Working data:

=-=-=-=-=

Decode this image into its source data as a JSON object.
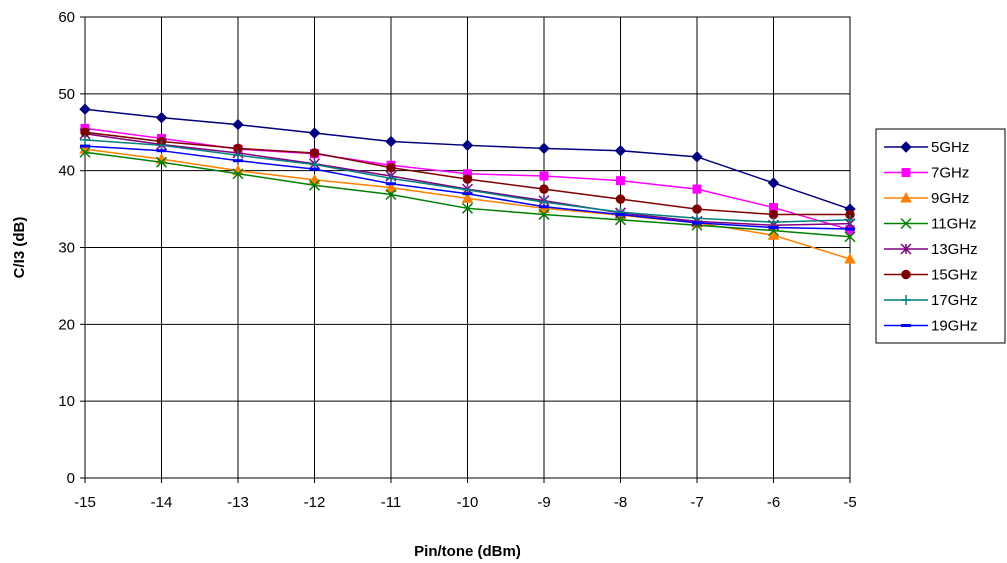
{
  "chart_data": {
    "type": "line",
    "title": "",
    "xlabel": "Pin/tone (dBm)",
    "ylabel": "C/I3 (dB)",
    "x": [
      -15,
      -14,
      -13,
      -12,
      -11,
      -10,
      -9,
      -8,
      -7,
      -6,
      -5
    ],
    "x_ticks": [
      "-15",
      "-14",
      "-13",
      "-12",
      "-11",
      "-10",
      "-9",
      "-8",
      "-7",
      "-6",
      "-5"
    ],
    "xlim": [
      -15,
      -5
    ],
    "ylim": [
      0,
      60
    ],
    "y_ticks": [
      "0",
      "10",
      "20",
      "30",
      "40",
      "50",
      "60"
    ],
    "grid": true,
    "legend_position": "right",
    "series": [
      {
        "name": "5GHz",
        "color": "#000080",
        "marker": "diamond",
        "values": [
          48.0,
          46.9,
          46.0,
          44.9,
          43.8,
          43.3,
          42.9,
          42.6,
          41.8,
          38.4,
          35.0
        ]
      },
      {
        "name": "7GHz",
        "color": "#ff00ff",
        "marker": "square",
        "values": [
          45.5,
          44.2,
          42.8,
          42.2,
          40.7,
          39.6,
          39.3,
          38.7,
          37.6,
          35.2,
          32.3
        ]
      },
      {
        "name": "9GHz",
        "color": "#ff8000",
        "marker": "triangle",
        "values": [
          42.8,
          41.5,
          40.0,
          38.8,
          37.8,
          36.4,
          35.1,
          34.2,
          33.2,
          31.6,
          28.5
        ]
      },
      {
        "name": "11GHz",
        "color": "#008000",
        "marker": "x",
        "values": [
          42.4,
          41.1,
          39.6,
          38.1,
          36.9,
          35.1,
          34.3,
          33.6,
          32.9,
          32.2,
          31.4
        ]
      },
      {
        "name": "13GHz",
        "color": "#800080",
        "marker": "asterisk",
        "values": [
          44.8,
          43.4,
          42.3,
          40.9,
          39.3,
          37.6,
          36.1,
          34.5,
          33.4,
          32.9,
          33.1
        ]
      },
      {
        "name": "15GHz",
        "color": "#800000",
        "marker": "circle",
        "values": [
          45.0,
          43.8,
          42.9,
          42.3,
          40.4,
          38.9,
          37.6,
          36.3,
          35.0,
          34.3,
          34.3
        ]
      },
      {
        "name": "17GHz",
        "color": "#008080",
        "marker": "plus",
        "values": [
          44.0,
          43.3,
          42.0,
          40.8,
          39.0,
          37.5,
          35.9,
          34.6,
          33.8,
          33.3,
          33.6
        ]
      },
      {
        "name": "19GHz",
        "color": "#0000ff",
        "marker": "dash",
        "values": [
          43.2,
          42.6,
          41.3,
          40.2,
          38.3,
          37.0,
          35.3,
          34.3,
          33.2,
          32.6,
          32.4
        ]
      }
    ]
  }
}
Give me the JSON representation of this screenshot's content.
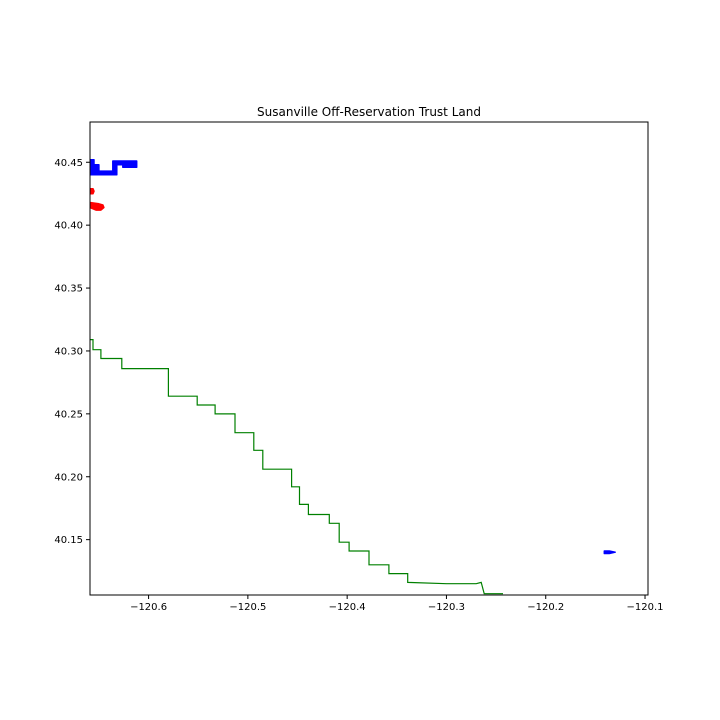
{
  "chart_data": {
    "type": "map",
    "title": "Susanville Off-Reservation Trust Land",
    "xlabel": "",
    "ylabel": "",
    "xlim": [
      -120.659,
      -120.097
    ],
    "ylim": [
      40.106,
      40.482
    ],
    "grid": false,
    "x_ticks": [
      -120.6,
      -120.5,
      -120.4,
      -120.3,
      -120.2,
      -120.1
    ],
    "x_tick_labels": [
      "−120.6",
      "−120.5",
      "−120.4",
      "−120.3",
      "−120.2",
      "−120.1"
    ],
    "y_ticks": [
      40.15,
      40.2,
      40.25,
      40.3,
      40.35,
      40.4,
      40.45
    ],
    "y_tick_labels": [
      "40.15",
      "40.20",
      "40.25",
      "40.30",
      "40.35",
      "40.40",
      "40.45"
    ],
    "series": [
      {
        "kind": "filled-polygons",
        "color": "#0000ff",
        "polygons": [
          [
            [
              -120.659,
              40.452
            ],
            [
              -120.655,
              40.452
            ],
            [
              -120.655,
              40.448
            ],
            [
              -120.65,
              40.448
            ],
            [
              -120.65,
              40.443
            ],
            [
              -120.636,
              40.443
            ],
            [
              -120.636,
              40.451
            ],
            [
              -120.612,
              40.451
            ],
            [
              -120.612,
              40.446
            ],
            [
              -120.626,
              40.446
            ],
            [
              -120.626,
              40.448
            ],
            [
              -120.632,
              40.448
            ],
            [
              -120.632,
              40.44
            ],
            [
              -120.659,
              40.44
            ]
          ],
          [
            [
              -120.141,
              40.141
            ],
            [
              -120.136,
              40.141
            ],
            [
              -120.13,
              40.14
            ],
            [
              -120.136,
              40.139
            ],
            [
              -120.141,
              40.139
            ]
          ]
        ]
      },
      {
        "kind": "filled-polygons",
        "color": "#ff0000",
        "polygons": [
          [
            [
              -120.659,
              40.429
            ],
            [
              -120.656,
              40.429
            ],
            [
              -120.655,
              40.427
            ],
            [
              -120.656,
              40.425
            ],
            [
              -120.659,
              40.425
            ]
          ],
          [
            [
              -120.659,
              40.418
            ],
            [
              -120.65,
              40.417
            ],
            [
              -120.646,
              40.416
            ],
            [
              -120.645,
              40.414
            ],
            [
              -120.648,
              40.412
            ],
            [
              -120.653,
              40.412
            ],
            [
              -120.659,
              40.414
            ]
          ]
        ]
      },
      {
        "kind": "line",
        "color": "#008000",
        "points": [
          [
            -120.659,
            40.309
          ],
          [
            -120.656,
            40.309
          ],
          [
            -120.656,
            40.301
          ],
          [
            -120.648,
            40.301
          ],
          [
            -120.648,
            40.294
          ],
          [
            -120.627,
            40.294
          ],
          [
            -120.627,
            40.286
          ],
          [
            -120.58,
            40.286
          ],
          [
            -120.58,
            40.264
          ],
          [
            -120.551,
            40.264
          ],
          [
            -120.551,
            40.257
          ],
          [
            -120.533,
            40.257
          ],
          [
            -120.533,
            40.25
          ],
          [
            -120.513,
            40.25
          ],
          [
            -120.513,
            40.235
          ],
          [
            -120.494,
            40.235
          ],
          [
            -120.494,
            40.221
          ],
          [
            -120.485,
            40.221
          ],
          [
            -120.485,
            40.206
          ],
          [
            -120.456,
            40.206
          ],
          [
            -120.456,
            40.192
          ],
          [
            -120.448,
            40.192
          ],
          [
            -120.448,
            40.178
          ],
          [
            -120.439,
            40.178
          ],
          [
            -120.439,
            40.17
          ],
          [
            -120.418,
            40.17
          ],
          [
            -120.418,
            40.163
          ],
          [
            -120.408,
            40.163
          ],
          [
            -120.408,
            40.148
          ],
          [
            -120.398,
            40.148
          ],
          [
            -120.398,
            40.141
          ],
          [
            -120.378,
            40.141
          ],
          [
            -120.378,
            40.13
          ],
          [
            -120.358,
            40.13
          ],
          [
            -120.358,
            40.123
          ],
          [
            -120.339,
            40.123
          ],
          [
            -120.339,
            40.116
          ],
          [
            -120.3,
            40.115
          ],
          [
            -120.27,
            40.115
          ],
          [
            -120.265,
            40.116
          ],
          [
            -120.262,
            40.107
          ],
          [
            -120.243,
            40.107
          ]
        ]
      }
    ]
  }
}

=-=-=-=-=

Aim:
Leave out the pictures and copy the rest of the material above exactly.

Written solution:
Decode this image into its source data as a JSON object.
{
  "chart_data": {
    "type": "line",
    "title": "",
    "xlabel": "Pin/tone (dBm)",
    "ylabel": "C/I3 (dB)",
    "x": [
      -15,
      -14,
      -13,
      -12,
      -11,
      -10,
      -9,
      -8,
      -7,
      -6,
      -5
    ],
    "x_ticks": [
      "-15",
      "-14",
      "-13",
      "-12",
      "-11",
      "-10",
      "-9",
      "-8",
      "-7",
      "-6",
      "-5"
    ],
    "xlim": [
      -15,
      -5
    ],
    "ylim": [
      0,
      60
    ],
    "y_ticks": [
      "0",
      "10",
      "20",
      "30",
      "40",
      "50",
      "60"
    ],
    "grid": true,
    "legend_position": "right",
    "series": [
      {
        "name": "5GHz",
        "color": "#000080",
        "marker": "diamond",
        "values": [
          48.0,
          46.9,
          46.0,
          44.9,
          43.8,
          43.3,
          42.9,
          42.6,
          41.8,
          38.4,
          35.0
        ]
      },
      {
        "name": "7GHz",
        "color": "#ff00ff",
        "marker": "square",
        "values": [
          45.5,
          44.2,
          42.8,
          42.2,
          40.7,
          39.6,
          39.3,
          38.7,
          37.6,
          35.2,
          32.3
        ]
      },
      {
        "name": "9GHz",
        "color": "#ff8000",
        "marker": "triangle",
        "values": [
          42.8,
          41.5,
          40.0,
          38.8,
          37.8,
          36.4,
          35.1,
          34.2,
          33.2,
          31.6,
          28.5
        ]
      },
      {
        "name": "11GHz",
        "color": "#008000",
        "marker": "x",
        "values": [
          42.4,
          41.1,
          39.6,
          38.1,
          36.9,
          35.1,
          34.3,
          33.6,
          32.9,
          32.2,
          31.4
        ]
      },
      {
        "name": "13GHz",
        "color": "#800080",
        "marker": "asterisk",
        "values": [
          44.8,
          43.4,
          42.3,
          40.9,
          39.3,
          37.6,
          36.1,
          34.5,
          33.4,
          32.9,
          33.1
        ]
      },
      {
        "name": "15GHz",
        "color": "#800000",
        "marker": "circle",
        "values": [
          45.0,
          43.8,
          42.9,
          42.3,
          40.4,
          38.9,
          37.6,
          36.3,
          35.0,
          34.3,
          34.3
        ]
      },
      {
        "name": "17GHz",
        "color": "#008080",
        "marker": "plus",
        "values": [
          44.0,
          43.3,
          42.0,
          40.8,
          39.0,
          37.5,
          35.9,
          34.6,
          33.8,
          33.3,
          33.6
        ]
      },
      {
        "name": "19GHz",
        "color": "#0000ff",
        "marker": "dash",
        "values": [
          43.2,
          42.6,
          41.3,
          40.2,
          38.3,
          37.0,
          35.3,
          34.3,
          33.2,
          32.6,
          32.4
        ]
      }
    ]
  }
}
Give me the JSON representation of this screenshot's content.
{
  "chart_data": {
    "type": "map",
    "title": "Susanville Off-Reservation Trust Land",
    "xlabel": "",
    "ylabel": "",
    "xlim": [
      -120.659,
      -120.097
    ],
    "ylim": [
      40.106,
      40.482
    ],
    "grid": false,
    "x_ticks": [
      -120.6,
      -120.5,
      -120.4,
      -120.3,
      -120.2,
      -120.1
    ],
    "x_tick_labels": [
      "−120.6",
      "−120.5",
      "−120.4",
      "−120.3",
      "−120.2",
      "−120.1"
    ],
    "y_ticks": [
      40.15,
      40.2,
      40.25,
      40.3,
      40.35,
      40.4,
      40.45
    ],
    "y_tick_labels": [
      "40.15",
      "40.20",
      "40.25",
      "40.30",
      "40.35",
      "40.40",
      "40.45"
    ],
    "series": [
      {
        "kind": "filled-polygons",
        "color": "#0000ff",
        "polygons": [
          [
            [
              -120.659,
              40.452
            ],
            [
              -120.655,
              40.452
            ],
            [
              -120.655,
              40.448
            ],
            [
              -120.65,
              40.448
            ],
            [
              -120.65,
              40.443
            ],
            [
              -120.636,
              40.443
            ],
            [
              -120.636,
              40.451
            ],
            [
              -120.612,
              40.451
            ],
            [
              -120.612,
              40.446
            ],
            [
              -120.626,
              40.446
            ],
            [
              -120.626,
              40.448
            ],
            [
              -120.632,
              40.448
            ],
            [
              -120.632,
              40.44
            ],
            [
              -120.659,
              40.44
            ]
          ],
          [
            [
              -120.141,
              40.141
            ],
            [
              -120.136,
              40.141
            ],
            [
              -120.13,
              40.14
            ],
            [
              -120.136,
              40.139
            ],
            [
              -120.141,
              40.139
            ]
          ]
        ]
      },
      {
        "kind": "filled-polygons",
        "color": "#ff0000",
        "polygons": [
          [
            [
              -120.659,
              40.429
            ],
            [
              -120.656,
              40.429
            ],
            [
              -120.655,
              40.427
            ],
            [
              -120.656,
              40.425
            ],
            [
              -120.659,
              40.425
            ]
          ],
          [
            [
              -120.659,
              40.418
            ],
            [
              -120.65,
              40.417
            ],
            [
              -120.646,
              40.416
            ],
            [
              -120.645,
              40.414
            ],
            [
              -120.648,
              40.412
            ],
            [
              -120.653,
              40.412
            ],
            [
              -120.659,
              40.414
            ]
          ]
        ]
      },
      {
        "kind": "line",
        "color": "#008000",
        "points": [
          [
            -120.659,
            40.309
          ],
          [
            -120.656,
            40.309
          ],
          [
            -120.656,
            40.301
          ],
          [
            -120.648,
            40.301
          ],
          [
            -120.648,
            40.294
          ],
          [
            -120.627,
            40.294
          ],
          [
            -120.627,
            40.286
          ],
          [
            -120.58,
            40.286
          ],
          [
            -120.58,
            40.264
          ],
          [
            -120.551,
            40.264
          ],
          [
            -120.551,
            40.257
          ],
          [
            -120.533,
            40.257
          ],
          [
            -120.533,
            40.25
          ],
          [
            -120.513,
            40.25
          ],
          [
            -120.513,
            40.235
          ],
          [
            -120.494,
            40.235
          ],
          [
            -120.494,
            40.221
          ],
          [
            -120.485,
            40.221
          ],
          [
            -120.485,
            40.206
          ],
          [
            -120.456,
            40.206
          ],
          [
            -120.456,
            40.192
          ],
          [
            -120.448,
            40.192
          ],
          [
            -120.448,
            40.178
          ],
          [
            -120.439,
            40.178
          ],
          [
            -120.439,
            40.17
          ],
          [
            -120.418,
            40.17
          ],
          [
            -120.418,
            40.163
          ],
          [
            -120.408,
            40.163
          ],
          [
            -120.408,
            40.148
          ],
          [
            -120.398,
            40.148
          ],
          [
            -120.398,
            40.141
          ],
          [
            -120.378,
            40.141
          ],
          [
            -120.378,
            40.13
          ],
          [
            -120.358,
            40.13
          ],
          [
            -120.358,
            40.123
          ],
          [
            -120.339,
            40.123
          ],
          [
            -120.339,
            40.116
          ],
          [
            -120.3,
            40.115
          ],
          [
            -120.27,
            40.115
          ],
          [
            -120.265,
            40.116
          ],
          [
            -120.262,
            40.107
          ],
          [
            -120.243,
            40.107
          ]
        ]
      }
    ]
  }
}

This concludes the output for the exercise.